## Task description
Can you write out, unchanged, every line of the listing from the line holding "446, 500, 465]" through the line holding "151, 864, 169]", including both of those lines?

Saved entries
::::::::
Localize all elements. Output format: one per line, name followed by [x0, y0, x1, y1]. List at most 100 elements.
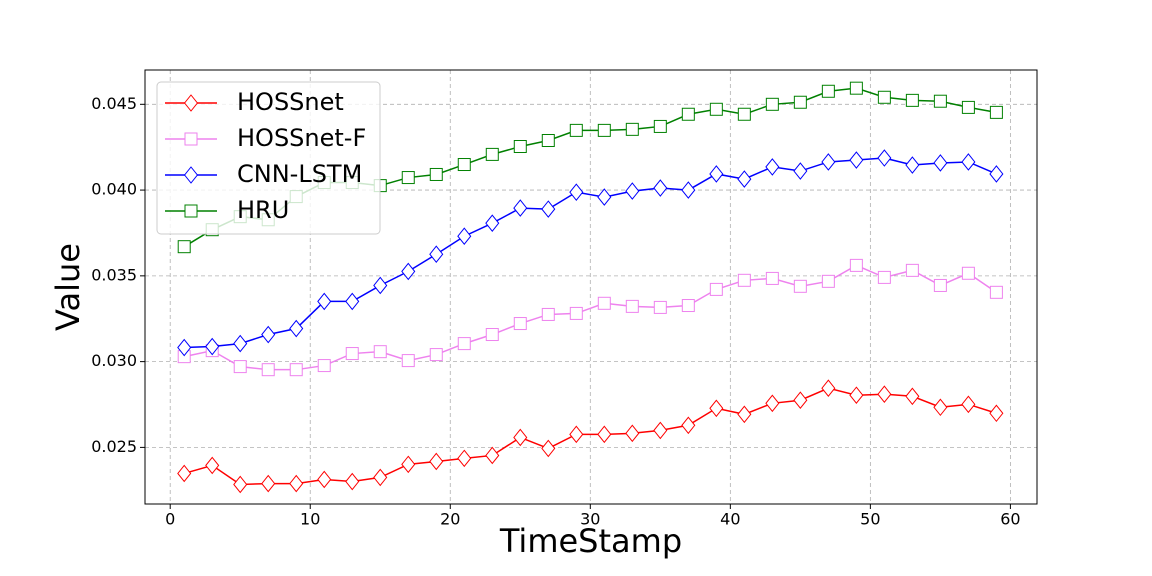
marker	[485, 446, 500, 465]
marker	[541, 439, 556, 458]
legend-marker	[184, 204, 198, 218]
marker	[289, 363, 303, 377]
marker	[541, 200, 556, 218]
x-tick-label: 30	[580, 510, 600, 529]
marker	[625, 122, 639, 136]
marker	[877, 385, 892, 404]
marker	[569, 425, 584, 444]
marker	[709, 282, 723, 296]
marker	[625, 299, 639, 313]
marker	[317, 359, 331, 373]
marker	[821, 379, 836, 398]
marker	[513, 317, 527, 331]
marker	[793, 391, 808, 410]
marker	[737, 405, 752, 424]
marker	[933, 398, 948, 417]
marker	[905, 387, 920, 406]
marker	[317, 292, 332, 311]
marker	[345, 347, 359, 361]
marker	[793, 95, 807, 109]
marker	[653, 179, 668, 197]
marker	[233, 475, 248, 494]
marker	[569, 123, 583, 137]
x-tick-label: 40	[720, 510, 740, 529]
marker	[737, 170, 752, 188]
marker	[849, 81, 863, 95]
legend-label: HRU	[237, 196, 289, 224]
marker	[793, 162, 808, 180]
marker	[989, 404, 1004, 423]
marker	[261, 474, 276, 493]
marker	[877, 90, 891, 104]
marker	[597, 188, 612, 206]
marker	[709, 165, 724, 183]
marker	[513, 199, 528, 217]
marker	[625, 424, 640, 443]
marker	[345, 472, 360, 491]
marker	[989, 105, 1003, 119]
marker	[401, 262, 416, 281]
marker	[765, 394, 780, 413]
legend-label: HOSSnet	[237, 88, 344, 116]
x-tick-label: 20	[440, 510, 460, 529]
marker	[205, 456, 220, 475]
plot-frame	[144, 69, 1038, 505]
legend-label: HOSSnet-F	[237, 124, 366, 152]
marker	[849, 258, 863, 272]
marker	[345, 292, 360, 311]
marker	[317, 470, 332, 489]
marker	[177, 338, 192, 357]
marker	[457, 449, 472, 468]
marker	[989, 165, 1004, 183]
marker	[849, 151, 864, 169]
marker	[793, 279, 807, 293]
marker	[261, 325, 276, 344]
y-tick-label: 0.025	[91, 437, 137, 456]
marker	[933, 154, 948, 172]
y-tick-label: 0.030	[91, 351, 137, 370]
marker	[681, 416, 696, 435]
y-axis-label: Value	[49, 243, 87, 331]
marker	[681, 107, 695, 121]
marker	[765, 271, 779, 285]
marker	[877, 149, 892, 167]
marker	[737, 107, 751, 121]
marker	[933, 278, 947, 292]
marker	[653, 421, 668, 440]
marker	[177, 464, 192, 483]
marker	[933, 94, 947, 108]
marker	[205, 337, 220, 356]
marker	[961, 153, 976, 171]
marker	[597, 296, 611, 310]
marker	[513, 428, 528, 447]
marker	[261, 363, 275, 377]
marker	[681, 181, 696, 199]
marker	[877, 270, 891, 284]
marker	[905, 156, 920, 174]
marker	[653, 300, 667, 314]
marker	[989, 285, 1003, 299]
marker	[429, 245, 444, 264]
marker	[233, 360, 247, 374]
marker	[457, 158, 471, 172]
marker	[905, 263, 919, 277]
marker	[373, 468, 388, 487]
x-tick-label: 60	[1000, 510, 1020, 529]
marker	[961, 100, 975, 114]
marker	[429, 348, 443, 362]
x-tick-label: 10	[300, 510, 320, 529]
marker	[177, 240, 191, 254]
marker	[653, 119, 667, 133]
y-tick-label: 0.045	[91, 94, 137, 113]
y-tick-label: 0.040	[91, 180, 137, 199]
marker	[429, 167, 443, 181]
marker	[541, 134, 555, 148]
marker	[821, 274, 835, 288]
marker	[737, 273, 751, 287]
marker	[709, 399, 724, 418]
marker	[429, 452, 444, 471]
legend-marker	[184, 132, 198, 146]
marker	[569, 306, 583, 320]
marker	[821, 153, 836, 171]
::::::::
## Written response
marker	[485, 446, 500, 465]
marker	[541, 439, 556, 458]
legend-marker	[184, 204, 198, 218]
marker	[289, 363, 303, 377]
marker	[541, 200, 556, 218]
x-tick-label: 30	[580, 510, 600, 529]
marker	[625, 122, 639, 136]
marker	[877, 385, 892, 404]
marker	[569, 425, 584, 444]
marker	[709, 282, 723, 296]
marker	[625, 299, 639, 313]
marker	[317, 359, 331, 373]
marker	[821, 379, 836, 398]
marker	[513, 317, 527, 331]
marker	[793, 391, 808, 410]
marker	[737, 405, 752, 424]
marker	[933, 398, 948, 417]
marker	[905, 387, 920, 406]
marker	[317, 292, 332, 311]
marker	[345, 347, 359, 361]
marker	[793, 95, 807, 109]
marker	[653, 179, 668, 197]
marker	[233, 475, 248, 494]
marker	[569, 123, 583, 137]
x-tick-label: 40	[720, 510, 740, 529]
marker	[737, 170, 752, 188]
marker	[849, 81, 863, 95]
legend-label: HRU	[237, 196, 289, 224]
marker	[793, 162, 808, 180]
marker	[989, 404, 1004, 423]
marker	[261, 474, 276, 493]
marker	[877, 90, 891, 104]
marker	[597, 188, 612, 206]
marker	[709, 165, 724, 183]
marker	[513, 199, 528, 217]
marker	[625, 424, 640, 443]
marker	[345, 472, 360, 491]
marker	[989, 105, 1003, 119]
marker	[401, 262, 416, 281]
marker	[765, 394, 780, 413]
legend-label: HOSSnet	[237, 88, 344, 116]
x-tick-label: 20	[440, 510, 460, 529]
marker	[205, 456, 220, 475]
plot-frame	[144, 69, 1038, 505]
legend-label: HOSSnet-F	[237, 124, 366, 152]
marker	[849, 258, 863, 272]
marker	[345, 292, 360, 311]
marker	[317, 470, 332, 489]
marker	[177, 338, 192, 357]
marker	[457, 449, 472, 468]
marker	[989, 165, 1004, 183]
marker	[849, 151, 864, 169]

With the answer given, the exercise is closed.